TASK REQUIREMENTS >>
Locate every line in the records below that contains the word "screenshot", and copy each one.

:: DATA SHOWN ::

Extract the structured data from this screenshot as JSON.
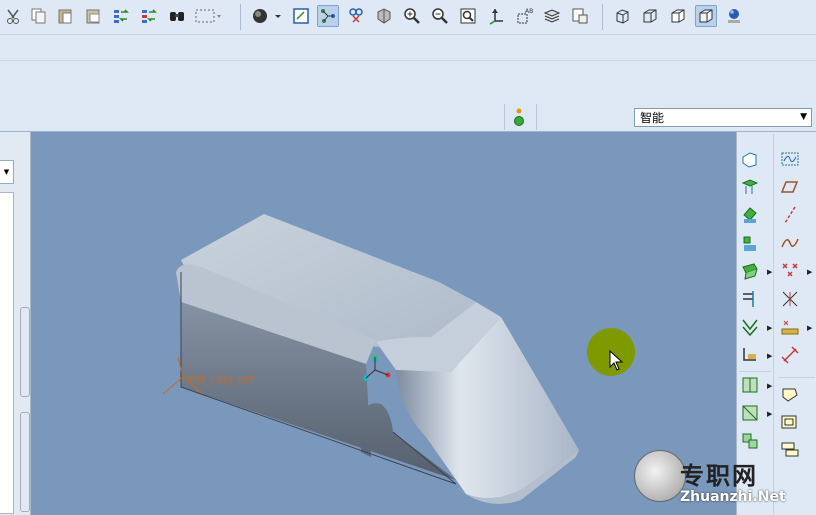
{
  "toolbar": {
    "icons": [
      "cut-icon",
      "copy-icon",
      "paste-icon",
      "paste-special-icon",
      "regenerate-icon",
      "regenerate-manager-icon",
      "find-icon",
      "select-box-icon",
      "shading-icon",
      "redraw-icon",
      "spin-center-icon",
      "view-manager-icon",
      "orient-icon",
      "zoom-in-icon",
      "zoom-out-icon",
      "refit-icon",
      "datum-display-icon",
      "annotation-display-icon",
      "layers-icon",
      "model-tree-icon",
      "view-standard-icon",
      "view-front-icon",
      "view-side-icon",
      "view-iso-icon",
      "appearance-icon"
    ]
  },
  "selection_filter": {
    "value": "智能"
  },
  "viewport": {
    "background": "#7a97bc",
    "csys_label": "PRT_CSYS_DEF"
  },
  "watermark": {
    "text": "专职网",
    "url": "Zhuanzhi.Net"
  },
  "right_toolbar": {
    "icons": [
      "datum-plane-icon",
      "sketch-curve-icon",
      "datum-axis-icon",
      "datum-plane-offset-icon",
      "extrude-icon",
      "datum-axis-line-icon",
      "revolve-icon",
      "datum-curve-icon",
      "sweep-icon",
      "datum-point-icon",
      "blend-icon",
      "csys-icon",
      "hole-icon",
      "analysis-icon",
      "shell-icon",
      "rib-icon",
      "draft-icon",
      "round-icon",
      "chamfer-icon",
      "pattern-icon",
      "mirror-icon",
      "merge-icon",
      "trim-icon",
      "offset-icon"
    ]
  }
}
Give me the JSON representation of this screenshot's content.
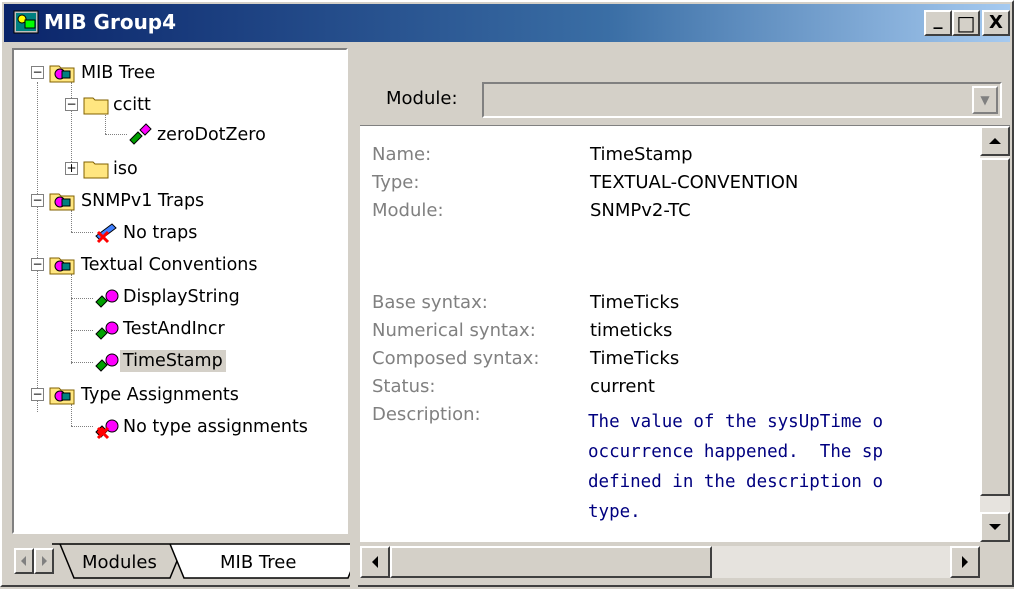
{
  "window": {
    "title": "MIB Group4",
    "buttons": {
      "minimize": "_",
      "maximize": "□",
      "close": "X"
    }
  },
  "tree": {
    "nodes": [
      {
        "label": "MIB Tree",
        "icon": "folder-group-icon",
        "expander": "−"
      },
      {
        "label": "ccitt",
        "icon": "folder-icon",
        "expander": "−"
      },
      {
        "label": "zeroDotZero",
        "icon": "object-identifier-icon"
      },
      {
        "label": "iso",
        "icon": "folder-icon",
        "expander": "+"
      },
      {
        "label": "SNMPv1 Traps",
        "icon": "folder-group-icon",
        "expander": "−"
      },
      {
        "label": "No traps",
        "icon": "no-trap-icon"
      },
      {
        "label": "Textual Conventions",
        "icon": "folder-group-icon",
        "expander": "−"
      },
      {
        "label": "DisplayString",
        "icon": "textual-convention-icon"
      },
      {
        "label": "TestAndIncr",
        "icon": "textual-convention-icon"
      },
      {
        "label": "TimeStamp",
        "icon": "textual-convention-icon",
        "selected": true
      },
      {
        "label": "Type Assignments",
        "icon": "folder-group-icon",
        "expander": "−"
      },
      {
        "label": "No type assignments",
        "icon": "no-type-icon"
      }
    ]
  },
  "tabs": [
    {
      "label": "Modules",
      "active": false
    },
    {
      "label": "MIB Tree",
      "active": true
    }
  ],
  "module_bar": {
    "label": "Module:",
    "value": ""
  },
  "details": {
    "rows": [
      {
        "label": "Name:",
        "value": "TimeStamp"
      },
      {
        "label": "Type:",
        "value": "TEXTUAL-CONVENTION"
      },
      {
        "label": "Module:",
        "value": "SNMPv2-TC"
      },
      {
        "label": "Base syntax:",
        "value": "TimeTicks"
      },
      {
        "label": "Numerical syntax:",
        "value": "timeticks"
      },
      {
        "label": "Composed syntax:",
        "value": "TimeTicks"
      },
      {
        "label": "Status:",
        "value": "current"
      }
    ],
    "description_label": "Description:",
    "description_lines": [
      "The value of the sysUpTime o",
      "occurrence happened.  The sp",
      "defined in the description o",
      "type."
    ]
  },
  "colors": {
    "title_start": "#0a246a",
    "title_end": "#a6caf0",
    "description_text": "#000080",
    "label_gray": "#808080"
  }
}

:::
:: DATA SHOWN ::

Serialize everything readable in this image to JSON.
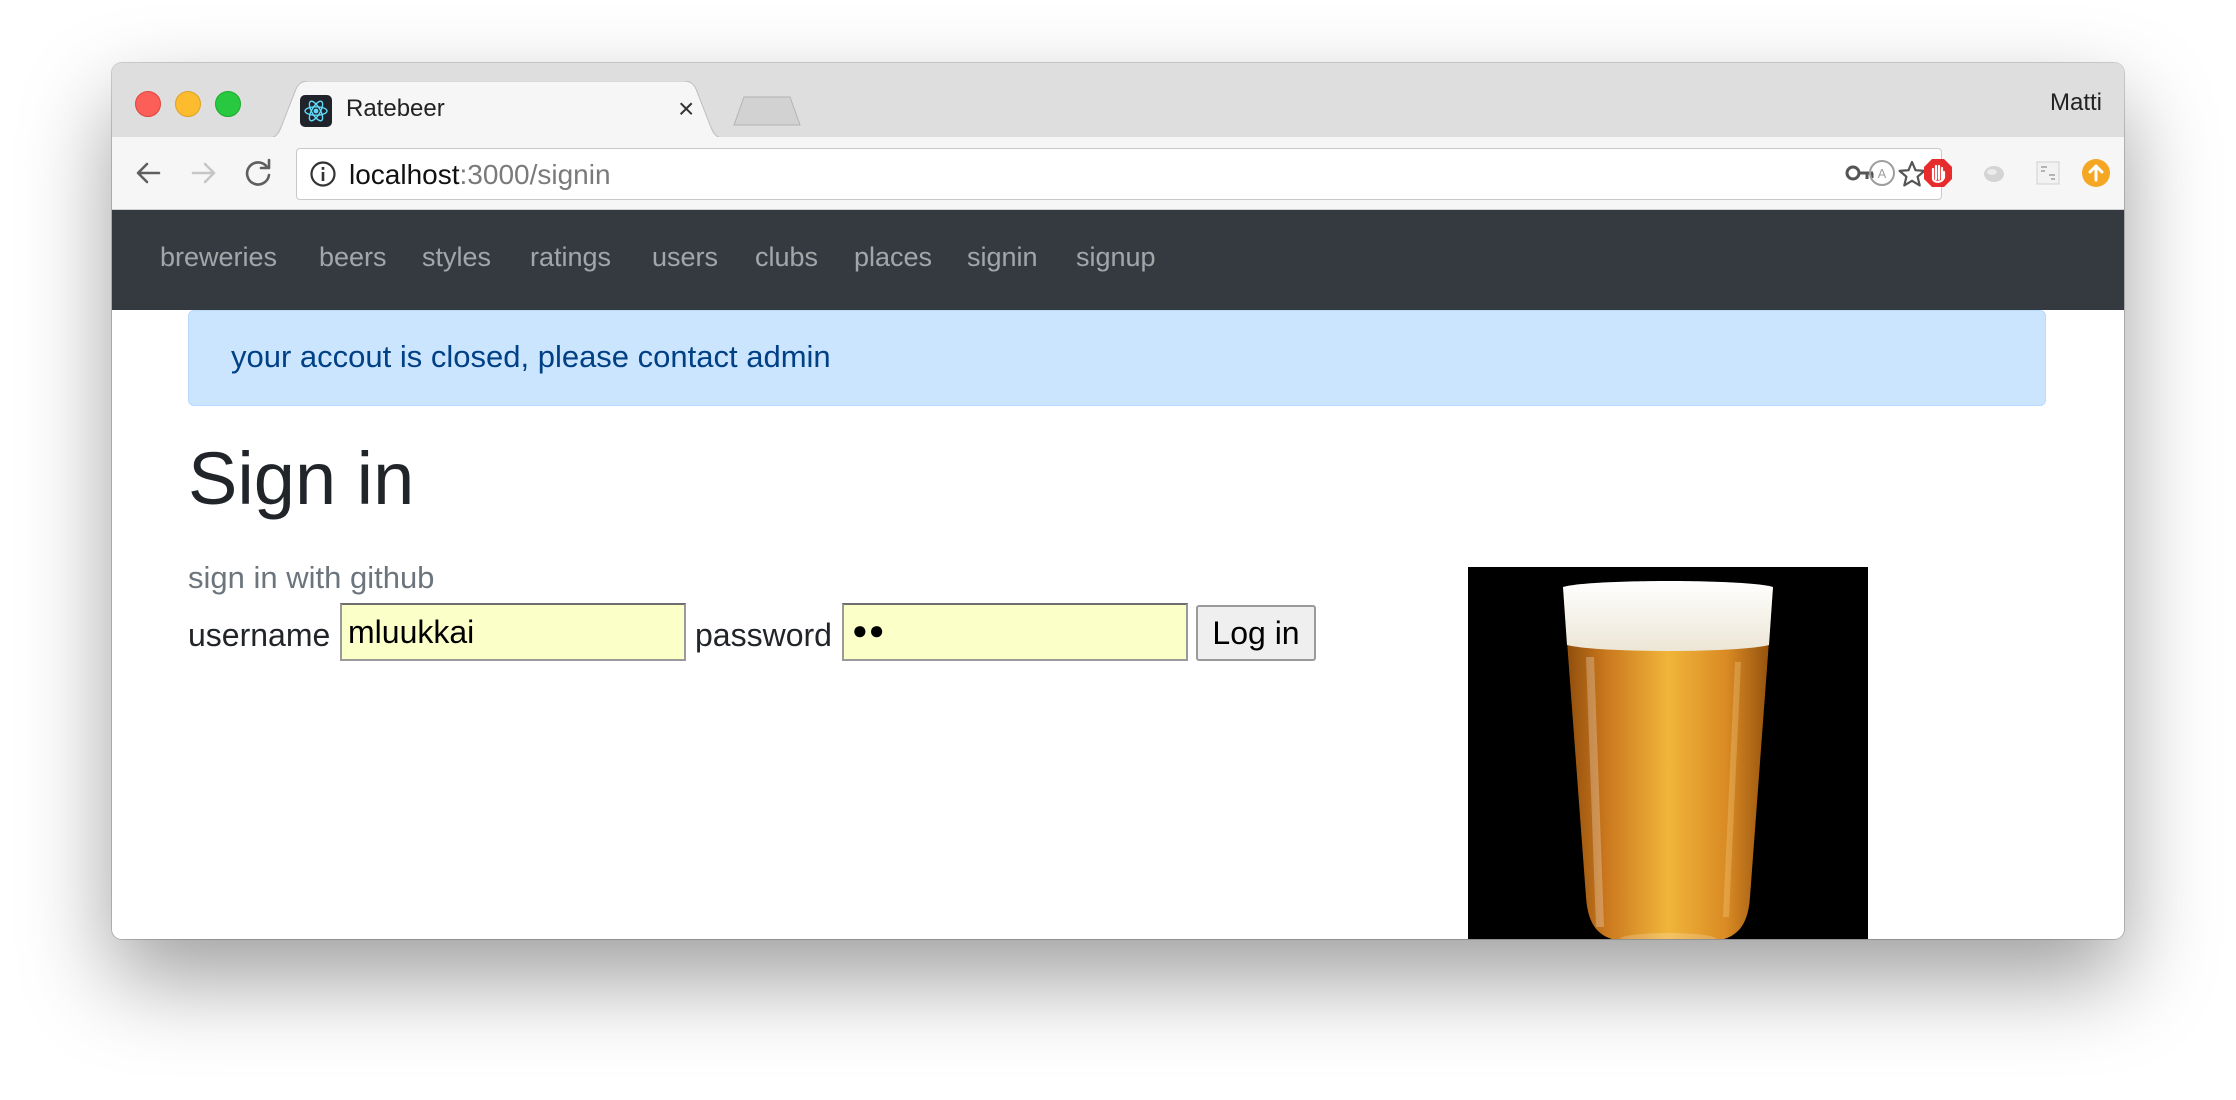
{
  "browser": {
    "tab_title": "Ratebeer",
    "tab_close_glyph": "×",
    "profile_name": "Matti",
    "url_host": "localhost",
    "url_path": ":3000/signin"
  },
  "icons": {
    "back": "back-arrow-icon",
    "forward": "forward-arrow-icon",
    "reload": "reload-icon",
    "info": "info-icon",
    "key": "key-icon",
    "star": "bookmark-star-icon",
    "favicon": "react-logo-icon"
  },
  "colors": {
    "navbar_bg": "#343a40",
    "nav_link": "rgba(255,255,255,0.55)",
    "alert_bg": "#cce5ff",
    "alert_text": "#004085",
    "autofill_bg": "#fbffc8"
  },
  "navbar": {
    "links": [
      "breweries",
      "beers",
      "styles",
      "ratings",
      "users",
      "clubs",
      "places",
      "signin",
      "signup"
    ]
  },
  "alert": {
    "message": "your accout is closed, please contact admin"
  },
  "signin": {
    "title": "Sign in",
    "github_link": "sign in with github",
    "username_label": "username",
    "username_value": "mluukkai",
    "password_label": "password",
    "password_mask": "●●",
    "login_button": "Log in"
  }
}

:::
:: DATA SHOWN ::

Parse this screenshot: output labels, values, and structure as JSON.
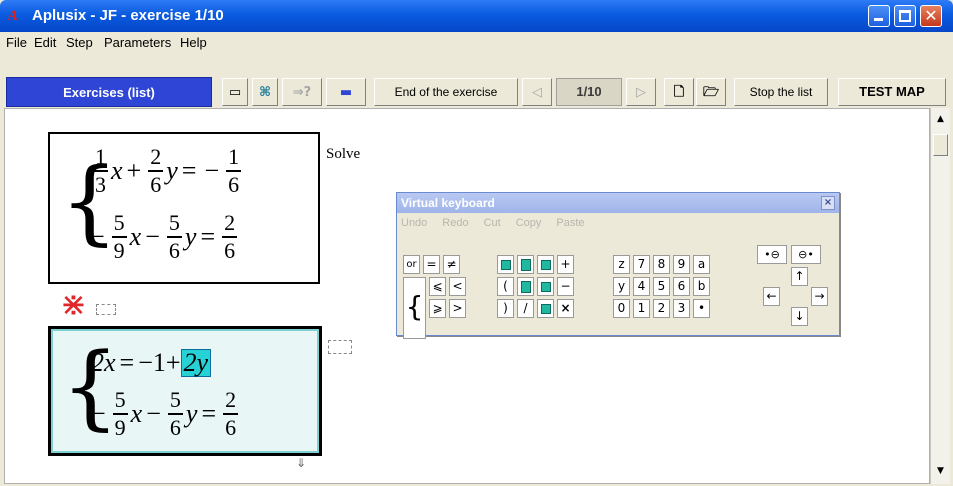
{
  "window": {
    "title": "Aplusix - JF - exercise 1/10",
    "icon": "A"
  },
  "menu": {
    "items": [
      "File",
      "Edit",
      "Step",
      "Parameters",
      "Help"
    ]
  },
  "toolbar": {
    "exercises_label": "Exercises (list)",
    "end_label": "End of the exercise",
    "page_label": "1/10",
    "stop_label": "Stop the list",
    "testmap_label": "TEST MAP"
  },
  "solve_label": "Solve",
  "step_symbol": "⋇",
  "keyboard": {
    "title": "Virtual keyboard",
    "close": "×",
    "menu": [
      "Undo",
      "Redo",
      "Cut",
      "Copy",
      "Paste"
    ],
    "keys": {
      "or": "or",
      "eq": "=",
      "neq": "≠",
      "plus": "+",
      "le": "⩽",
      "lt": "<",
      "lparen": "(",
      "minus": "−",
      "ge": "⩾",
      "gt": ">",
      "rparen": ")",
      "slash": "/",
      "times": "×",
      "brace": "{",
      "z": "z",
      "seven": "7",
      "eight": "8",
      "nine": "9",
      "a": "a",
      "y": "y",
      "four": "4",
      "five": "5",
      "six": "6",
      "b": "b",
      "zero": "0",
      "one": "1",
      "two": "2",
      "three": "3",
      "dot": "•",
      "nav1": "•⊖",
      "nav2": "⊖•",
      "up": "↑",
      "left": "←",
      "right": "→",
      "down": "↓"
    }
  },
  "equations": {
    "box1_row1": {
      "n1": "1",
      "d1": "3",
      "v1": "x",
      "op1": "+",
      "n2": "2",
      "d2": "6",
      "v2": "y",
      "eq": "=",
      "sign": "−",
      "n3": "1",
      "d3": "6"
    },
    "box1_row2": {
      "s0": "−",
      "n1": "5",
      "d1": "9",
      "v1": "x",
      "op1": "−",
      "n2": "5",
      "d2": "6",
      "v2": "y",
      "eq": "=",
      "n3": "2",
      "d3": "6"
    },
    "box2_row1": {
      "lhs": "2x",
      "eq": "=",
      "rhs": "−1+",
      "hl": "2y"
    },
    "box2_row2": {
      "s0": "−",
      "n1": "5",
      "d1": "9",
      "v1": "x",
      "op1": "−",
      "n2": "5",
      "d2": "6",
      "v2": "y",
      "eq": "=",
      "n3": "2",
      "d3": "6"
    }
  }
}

:::

TASK SOLUTION >>
Extract the structured data from this screenshot as JSON.
Give me the JSON representation of this screenshot's content.
Parse this screenshot: output labels, values, and structure as JSON.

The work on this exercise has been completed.